- [Instruction] Read the lines below. Copy out any that hold the string "name".

[Figure record listings]
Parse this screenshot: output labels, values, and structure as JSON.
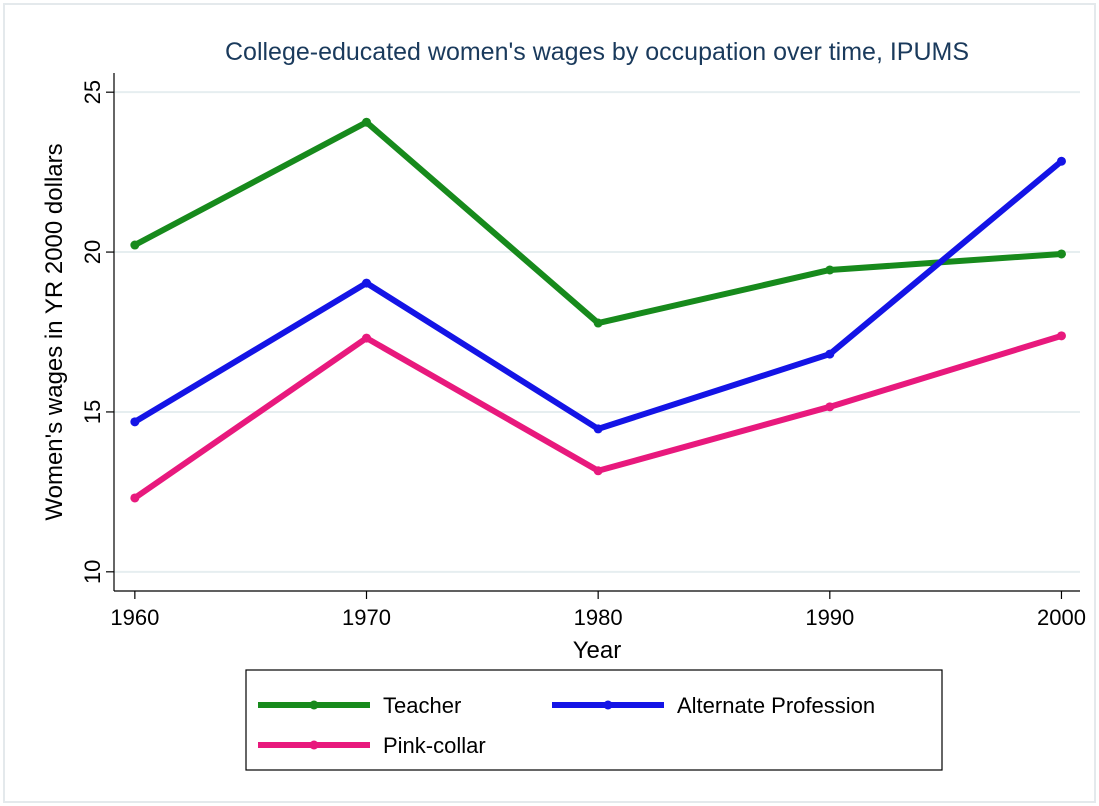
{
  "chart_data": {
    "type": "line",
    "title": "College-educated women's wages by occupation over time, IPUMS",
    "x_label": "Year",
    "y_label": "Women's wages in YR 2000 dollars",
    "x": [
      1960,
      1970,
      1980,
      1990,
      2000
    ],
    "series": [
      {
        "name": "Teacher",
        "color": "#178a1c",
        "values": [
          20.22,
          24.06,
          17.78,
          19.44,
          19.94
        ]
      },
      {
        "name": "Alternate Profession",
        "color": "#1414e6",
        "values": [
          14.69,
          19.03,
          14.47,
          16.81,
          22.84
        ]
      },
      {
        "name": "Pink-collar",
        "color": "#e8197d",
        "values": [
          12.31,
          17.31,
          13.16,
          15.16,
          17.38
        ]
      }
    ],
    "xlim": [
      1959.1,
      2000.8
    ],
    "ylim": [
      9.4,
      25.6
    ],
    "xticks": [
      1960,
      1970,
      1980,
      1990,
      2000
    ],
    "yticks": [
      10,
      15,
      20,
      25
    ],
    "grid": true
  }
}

- [Solved exercise]
        "name": "Teacher",
        "name": "Alternate Profession",
        "name": "Pink-collar",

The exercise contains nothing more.